--- START DATA IN THIS EXERCISE ---

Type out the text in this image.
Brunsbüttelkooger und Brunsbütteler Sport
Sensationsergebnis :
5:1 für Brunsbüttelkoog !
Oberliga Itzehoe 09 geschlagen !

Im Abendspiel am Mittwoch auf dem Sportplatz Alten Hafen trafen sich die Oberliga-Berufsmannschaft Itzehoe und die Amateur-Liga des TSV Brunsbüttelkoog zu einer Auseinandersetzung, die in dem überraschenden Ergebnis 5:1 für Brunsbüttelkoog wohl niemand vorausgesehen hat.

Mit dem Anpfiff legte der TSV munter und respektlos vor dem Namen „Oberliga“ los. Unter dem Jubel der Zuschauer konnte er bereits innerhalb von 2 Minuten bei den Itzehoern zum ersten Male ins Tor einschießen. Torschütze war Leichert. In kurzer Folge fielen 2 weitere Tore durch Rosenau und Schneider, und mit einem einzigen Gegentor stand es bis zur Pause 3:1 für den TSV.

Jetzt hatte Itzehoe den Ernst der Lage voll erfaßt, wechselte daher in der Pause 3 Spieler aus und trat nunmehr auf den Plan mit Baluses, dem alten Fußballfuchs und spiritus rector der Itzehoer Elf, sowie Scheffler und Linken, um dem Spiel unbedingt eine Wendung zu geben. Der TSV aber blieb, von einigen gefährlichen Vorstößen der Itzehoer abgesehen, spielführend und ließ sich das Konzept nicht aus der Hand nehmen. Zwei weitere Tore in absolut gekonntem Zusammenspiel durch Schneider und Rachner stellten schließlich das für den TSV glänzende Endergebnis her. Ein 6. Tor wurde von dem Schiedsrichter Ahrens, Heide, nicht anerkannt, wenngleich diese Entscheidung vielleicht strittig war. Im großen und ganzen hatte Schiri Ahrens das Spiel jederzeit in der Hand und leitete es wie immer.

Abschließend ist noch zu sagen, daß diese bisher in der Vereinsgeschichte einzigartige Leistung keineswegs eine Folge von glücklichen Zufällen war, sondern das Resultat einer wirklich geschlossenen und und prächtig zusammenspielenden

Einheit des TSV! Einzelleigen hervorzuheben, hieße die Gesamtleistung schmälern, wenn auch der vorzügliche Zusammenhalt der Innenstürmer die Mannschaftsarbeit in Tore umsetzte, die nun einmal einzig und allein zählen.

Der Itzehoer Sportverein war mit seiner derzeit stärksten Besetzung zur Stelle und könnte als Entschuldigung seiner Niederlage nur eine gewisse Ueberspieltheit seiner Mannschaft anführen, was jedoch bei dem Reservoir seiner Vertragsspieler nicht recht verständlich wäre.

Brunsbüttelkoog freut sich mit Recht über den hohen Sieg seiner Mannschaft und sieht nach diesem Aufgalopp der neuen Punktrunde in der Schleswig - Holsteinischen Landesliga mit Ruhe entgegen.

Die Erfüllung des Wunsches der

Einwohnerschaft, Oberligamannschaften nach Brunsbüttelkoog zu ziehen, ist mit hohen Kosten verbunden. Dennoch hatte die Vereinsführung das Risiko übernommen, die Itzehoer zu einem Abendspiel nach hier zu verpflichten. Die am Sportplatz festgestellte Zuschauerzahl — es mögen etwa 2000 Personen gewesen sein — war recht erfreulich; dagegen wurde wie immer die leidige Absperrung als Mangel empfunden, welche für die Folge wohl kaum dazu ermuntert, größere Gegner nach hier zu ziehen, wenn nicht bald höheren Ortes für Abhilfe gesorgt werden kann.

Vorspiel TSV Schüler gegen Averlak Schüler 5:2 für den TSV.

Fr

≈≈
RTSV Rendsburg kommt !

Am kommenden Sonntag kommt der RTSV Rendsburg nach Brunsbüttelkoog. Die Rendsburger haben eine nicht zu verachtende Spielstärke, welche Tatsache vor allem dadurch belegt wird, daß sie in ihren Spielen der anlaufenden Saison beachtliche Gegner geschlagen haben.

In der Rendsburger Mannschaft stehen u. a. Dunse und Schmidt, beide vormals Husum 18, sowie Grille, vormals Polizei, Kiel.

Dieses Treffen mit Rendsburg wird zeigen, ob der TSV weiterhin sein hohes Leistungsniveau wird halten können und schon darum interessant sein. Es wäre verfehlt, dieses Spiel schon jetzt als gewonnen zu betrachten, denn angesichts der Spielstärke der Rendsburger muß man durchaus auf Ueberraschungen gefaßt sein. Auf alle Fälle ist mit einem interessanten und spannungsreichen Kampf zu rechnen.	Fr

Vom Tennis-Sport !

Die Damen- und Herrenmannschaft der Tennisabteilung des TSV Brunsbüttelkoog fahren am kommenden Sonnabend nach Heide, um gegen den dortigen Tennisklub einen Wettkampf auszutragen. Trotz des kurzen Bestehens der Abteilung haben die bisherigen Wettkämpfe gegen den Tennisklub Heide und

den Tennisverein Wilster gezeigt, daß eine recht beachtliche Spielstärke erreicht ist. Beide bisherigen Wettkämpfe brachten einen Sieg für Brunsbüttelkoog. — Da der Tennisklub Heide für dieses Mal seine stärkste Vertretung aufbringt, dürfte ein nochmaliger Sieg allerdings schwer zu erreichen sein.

--- END DATA IN THIS EXERCISE ---
--- START DATA IN THIS EXERCISE ---

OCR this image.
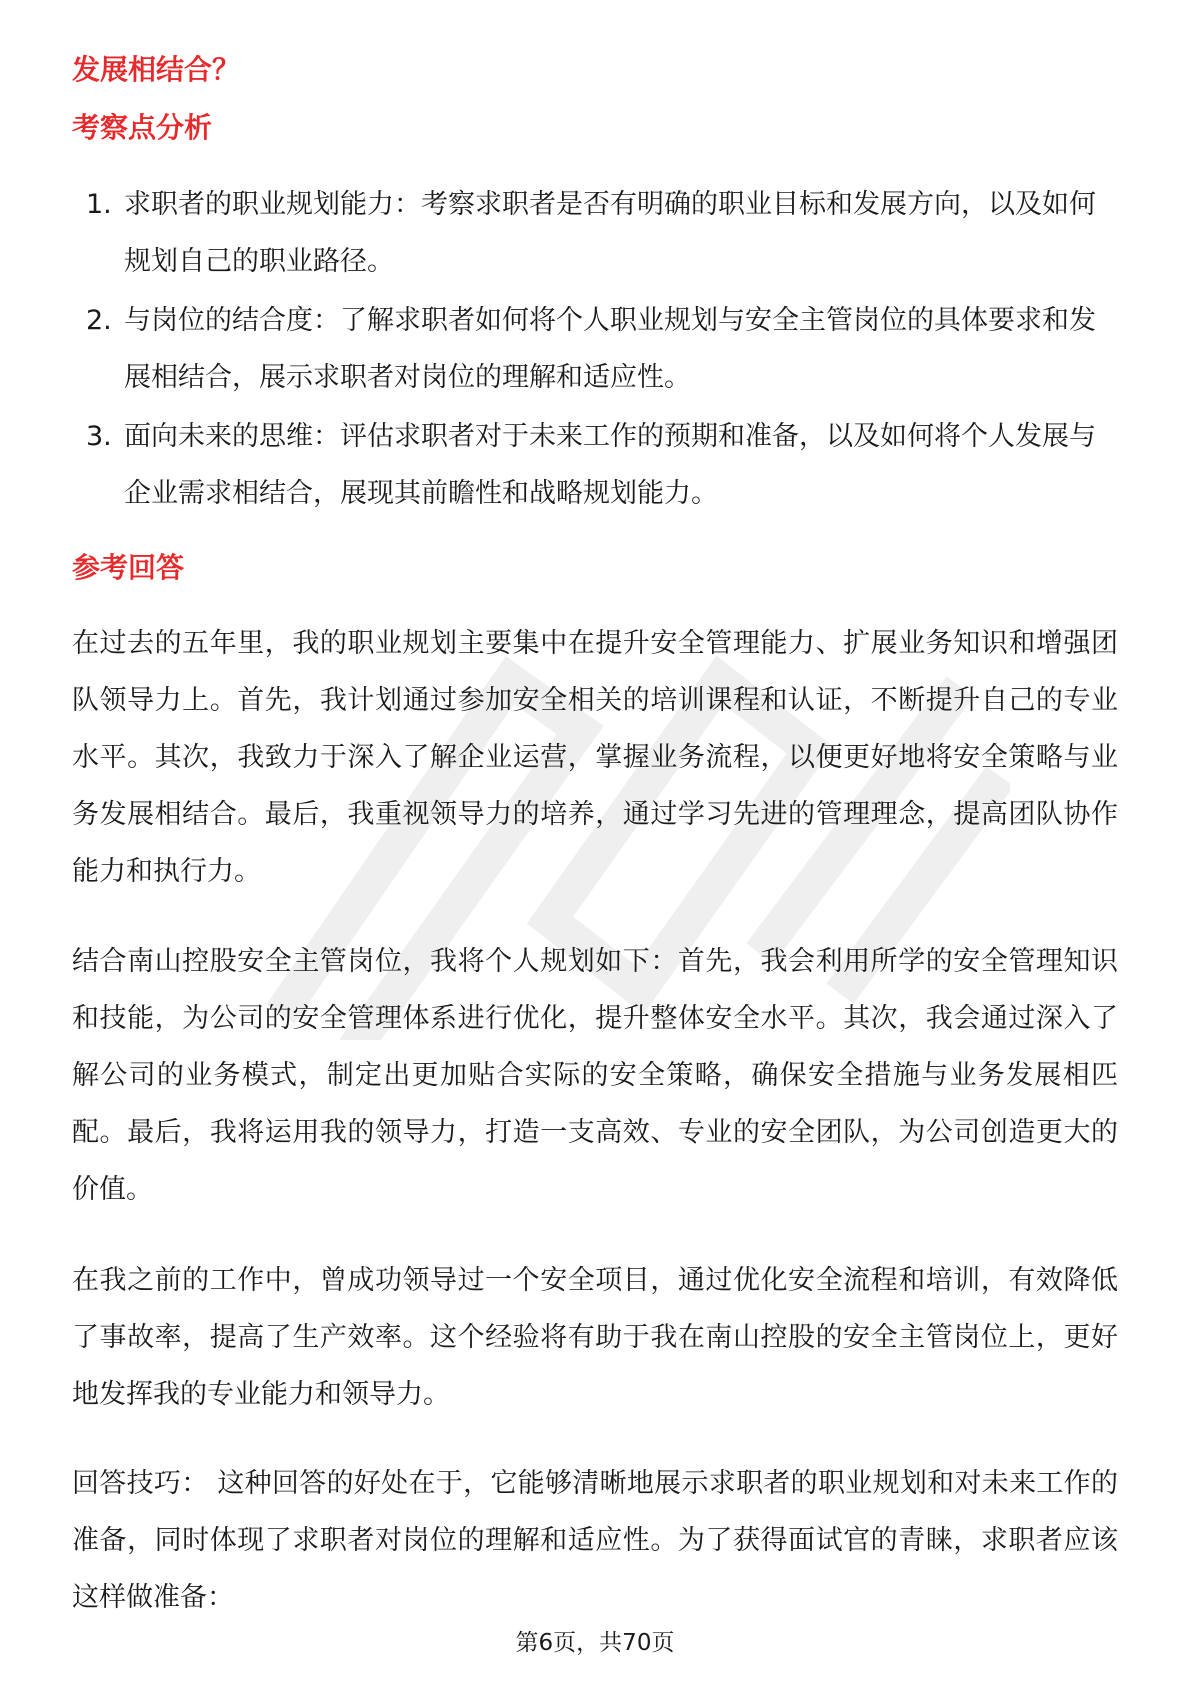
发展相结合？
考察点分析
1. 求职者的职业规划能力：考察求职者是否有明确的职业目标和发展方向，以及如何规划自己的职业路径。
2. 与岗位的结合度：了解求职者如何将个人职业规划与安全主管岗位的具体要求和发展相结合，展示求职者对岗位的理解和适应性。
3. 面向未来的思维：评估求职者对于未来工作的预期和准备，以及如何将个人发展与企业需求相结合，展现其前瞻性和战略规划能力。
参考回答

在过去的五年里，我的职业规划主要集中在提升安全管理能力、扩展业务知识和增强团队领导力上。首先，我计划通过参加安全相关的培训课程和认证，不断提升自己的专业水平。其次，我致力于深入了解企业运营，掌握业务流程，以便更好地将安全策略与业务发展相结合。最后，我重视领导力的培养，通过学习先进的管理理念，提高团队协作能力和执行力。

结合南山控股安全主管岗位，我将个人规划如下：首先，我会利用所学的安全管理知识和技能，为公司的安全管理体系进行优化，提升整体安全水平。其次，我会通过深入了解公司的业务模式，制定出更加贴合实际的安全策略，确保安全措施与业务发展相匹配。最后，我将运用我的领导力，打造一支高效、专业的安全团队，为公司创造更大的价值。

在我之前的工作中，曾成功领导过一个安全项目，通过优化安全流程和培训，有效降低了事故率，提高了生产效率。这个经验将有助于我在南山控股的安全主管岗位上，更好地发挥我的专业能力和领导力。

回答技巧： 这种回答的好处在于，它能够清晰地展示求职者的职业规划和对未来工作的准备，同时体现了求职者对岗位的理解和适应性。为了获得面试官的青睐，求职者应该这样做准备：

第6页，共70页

--- END DATA IN THIS EXERCISE ---
--- START DATA IN THIS EXERCISE ---

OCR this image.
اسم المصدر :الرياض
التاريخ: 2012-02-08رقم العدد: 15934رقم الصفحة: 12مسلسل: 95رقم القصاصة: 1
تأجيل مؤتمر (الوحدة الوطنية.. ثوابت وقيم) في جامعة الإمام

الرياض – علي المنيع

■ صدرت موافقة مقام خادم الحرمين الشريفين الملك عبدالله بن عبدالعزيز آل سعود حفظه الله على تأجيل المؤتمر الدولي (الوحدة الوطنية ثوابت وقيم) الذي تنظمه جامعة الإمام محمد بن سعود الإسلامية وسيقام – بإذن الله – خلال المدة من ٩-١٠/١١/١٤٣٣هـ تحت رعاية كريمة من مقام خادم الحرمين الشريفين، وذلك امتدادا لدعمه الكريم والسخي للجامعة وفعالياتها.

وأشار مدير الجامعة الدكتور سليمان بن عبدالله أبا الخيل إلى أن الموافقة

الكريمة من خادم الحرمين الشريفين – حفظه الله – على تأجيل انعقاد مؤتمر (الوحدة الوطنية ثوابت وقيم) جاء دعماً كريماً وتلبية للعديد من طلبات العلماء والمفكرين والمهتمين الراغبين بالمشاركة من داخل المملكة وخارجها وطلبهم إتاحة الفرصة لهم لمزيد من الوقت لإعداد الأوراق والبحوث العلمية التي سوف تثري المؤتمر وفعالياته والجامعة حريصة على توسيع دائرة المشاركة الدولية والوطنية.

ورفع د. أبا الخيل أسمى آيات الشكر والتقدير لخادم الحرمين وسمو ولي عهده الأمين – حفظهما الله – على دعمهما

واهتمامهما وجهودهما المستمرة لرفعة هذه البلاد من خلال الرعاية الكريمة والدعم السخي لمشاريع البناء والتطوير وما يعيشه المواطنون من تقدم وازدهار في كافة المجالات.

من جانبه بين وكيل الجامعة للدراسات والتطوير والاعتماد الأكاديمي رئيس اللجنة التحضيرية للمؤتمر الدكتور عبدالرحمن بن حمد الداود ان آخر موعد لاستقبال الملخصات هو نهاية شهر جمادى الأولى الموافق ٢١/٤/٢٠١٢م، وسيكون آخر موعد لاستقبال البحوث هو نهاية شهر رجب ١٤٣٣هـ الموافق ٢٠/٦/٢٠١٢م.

--- END DATA IN THIS EXERCISE ---

The word "kommt" appears in how many lines of the records? Give the number only.

2